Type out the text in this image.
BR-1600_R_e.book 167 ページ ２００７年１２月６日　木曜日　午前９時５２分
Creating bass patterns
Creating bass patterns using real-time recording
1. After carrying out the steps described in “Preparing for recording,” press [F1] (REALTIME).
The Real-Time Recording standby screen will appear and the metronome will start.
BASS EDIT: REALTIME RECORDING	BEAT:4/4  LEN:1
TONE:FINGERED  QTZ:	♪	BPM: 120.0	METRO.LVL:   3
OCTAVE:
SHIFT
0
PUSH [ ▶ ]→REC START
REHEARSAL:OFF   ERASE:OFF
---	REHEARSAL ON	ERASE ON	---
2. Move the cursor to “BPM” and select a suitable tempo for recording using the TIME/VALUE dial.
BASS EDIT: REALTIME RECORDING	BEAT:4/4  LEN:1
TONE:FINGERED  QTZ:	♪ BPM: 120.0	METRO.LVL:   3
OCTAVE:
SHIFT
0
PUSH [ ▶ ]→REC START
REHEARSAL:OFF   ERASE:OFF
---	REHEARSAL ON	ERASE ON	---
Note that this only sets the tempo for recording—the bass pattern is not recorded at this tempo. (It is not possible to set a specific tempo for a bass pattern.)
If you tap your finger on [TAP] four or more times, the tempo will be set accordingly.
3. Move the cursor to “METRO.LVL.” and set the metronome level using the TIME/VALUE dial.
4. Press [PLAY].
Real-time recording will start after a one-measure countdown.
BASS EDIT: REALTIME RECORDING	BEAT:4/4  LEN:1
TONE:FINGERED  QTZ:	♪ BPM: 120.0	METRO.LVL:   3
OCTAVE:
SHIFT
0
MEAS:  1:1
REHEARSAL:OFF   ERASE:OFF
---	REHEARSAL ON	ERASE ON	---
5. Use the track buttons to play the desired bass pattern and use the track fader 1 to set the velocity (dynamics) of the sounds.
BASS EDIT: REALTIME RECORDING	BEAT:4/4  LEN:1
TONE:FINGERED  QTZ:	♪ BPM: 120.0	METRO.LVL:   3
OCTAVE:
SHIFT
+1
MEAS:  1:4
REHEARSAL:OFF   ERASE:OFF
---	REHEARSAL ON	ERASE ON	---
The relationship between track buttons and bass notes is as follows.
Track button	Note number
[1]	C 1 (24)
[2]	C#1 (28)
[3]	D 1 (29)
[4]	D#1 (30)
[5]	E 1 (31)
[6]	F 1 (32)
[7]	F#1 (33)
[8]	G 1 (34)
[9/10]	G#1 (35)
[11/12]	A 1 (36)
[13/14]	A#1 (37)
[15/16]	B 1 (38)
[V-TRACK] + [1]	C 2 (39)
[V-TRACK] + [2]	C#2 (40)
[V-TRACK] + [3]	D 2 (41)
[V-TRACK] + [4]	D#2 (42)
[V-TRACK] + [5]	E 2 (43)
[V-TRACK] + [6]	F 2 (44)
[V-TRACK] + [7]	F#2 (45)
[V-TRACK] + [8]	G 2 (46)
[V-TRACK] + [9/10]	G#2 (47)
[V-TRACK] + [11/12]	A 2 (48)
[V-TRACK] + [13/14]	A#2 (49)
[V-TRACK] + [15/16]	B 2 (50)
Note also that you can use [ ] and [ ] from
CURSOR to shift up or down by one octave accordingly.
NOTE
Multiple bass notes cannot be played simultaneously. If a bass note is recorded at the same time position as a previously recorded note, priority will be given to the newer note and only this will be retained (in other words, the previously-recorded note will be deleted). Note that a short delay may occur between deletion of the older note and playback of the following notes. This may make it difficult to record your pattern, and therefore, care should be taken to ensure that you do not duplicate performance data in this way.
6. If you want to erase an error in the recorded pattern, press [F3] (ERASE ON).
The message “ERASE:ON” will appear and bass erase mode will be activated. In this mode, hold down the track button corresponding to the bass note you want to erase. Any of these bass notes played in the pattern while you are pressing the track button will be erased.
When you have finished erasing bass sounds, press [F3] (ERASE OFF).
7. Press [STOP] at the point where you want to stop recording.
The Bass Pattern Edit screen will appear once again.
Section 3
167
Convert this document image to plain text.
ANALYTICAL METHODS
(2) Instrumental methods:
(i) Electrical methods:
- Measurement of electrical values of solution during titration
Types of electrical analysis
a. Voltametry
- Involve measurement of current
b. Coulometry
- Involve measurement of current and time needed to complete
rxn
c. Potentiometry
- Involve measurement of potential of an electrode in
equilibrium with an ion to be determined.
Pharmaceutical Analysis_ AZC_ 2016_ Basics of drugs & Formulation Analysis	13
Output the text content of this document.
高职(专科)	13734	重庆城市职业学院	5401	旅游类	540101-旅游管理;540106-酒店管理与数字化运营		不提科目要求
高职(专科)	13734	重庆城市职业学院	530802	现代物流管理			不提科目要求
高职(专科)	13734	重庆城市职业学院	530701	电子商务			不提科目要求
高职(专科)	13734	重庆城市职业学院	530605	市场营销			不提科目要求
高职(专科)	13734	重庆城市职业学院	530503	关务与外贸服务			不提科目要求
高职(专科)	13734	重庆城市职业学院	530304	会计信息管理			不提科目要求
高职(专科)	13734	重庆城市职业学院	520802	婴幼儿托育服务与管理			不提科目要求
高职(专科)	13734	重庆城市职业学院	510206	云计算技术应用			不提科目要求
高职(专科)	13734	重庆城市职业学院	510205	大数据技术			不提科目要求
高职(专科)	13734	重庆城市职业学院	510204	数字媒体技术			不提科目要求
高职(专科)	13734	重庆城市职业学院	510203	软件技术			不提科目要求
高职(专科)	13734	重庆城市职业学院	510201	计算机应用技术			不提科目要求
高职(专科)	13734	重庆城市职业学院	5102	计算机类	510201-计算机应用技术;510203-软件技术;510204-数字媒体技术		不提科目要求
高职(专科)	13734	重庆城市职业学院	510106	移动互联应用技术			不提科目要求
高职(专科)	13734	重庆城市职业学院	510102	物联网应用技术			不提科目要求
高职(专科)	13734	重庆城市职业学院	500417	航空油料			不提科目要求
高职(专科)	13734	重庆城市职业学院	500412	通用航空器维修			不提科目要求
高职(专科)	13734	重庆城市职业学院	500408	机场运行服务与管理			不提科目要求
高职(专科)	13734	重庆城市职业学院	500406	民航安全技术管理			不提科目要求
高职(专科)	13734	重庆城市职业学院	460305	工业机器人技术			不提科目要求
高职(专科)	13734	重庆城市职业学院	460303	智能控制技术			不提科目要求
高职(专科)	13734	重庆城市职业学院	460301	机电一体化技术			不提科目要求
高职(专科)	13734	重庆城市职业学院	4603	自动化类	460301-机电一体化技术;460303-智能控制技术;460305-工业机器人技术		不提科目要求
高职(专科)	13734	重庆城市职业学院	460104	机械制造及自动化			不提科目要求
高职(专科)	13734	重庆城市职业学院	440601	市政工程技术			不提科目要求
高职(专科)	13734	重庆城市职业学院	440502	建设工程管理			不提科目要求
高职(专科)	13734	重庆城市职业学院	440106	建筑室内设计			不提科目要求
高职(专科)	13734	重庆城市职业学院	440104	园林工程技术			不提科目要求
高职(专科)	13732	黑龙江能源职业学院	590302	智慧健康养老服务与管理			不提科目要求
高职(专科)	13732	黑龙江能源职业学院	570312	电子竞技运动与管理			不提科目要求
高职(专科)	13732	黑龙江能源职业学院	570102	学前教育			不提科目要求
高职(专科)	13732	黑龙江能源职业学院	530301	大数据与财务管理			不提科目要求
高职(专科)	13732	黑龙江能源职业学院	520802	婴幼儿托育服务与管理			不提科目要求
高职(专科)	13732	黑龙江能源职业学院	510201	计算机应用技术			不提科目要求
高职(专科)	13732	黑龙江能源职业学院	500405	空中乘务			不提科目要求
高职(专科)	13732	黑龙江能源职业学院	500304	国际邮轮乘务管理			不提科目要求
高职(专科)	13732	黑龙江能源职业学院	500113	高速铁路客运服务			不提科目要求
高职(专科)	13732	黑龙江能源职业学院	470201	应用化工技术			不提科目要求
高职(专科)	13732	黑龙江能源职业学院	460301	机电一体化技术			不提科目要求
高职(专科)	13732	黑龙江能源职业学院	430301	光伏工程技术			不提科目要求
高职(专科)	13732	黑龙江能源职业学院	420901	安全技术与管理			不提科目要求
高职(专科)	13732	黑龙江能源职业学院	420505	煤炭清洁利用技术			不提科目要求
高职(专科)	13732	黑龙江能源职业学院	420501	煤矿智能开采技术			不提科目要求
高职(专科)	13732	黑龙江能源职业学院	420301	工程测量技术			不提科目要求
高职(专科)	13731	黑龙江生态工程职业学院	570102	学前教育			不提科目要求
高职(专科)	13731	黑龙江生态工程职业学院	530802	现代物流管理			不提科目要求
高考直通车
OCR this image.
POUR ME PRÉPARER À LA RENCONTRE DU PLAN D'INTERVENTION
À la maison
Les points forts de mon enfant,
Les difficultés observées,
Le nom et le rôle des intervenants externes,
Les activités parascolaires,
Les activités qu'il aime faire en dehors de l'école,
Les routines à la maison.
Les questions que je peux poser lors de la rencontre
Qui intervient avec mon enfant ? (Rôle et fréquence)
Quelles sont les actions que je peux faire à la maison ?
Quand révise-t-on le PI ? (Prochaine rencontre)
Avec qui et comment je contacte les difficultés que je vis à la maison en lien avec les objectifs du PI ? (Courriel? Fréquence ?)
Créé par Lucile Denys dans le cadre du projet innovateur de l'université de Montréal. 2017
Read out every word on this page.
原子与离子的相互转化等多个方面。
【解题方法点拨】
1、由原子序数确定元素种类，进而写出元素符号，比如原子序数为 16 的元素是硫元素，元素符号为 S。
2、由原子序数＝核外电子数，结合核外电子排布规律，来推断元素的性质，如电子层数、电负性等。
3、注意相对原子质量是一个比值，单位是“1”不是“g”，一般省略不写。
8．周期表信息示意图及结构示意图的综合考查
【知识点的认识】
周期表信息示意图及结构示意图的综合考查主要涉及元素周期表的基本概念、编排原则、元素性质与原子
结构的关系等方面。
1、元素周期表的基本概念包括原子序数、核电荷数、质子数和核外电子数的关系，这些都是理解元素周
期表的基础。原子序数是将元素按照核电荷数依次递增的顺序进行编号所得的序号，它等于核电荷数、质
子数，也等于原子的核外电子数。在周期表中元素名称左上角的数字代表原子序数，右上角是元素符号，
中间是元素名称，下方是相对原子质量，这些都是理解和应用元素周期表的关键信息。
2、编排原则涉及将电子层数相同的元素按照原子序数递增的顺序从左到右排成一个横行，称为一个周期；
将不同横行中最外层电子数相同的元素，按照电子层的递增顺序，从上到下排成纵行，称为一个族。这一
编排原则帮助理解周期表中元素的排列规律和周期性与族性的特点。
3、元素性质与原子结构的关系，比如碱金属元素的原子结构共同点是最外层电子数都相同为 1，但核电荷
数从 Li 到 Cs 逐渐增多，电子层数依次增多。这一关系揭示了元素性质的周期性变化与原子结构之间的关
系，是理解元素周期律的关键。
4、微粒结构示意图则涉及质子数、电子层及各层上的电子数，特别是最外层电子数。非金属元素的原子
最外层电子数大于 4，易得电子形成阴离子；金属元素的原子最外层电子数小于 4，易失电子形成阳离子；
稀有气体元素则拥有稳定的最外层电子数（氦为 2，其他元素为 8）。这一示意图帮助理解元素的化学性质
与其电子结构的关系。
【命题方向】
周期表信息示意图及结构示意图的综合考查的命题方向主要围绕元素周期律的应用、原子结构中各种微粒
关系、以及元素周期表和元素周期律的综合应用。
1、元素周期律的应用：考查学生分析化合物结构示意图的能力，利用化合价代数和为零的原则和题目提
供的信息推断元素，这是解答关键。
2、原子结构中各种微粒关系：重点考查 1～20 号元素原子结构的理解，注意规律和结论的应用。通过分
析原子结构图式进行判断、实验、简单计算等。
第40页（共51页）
■ ■ ■ ■ ■ ■ ■
-- REQUIREMENT --
Every line of the listing that holds "buttons" should be found and copied.

-- OUTPUT OF THE EXERCISE --
5. Use the track buttons to play the desired bass pattern and use the track fader 1 to set the velocity (dynamics) of the sounds.
The relationship between track buttons and bass notes is as follows.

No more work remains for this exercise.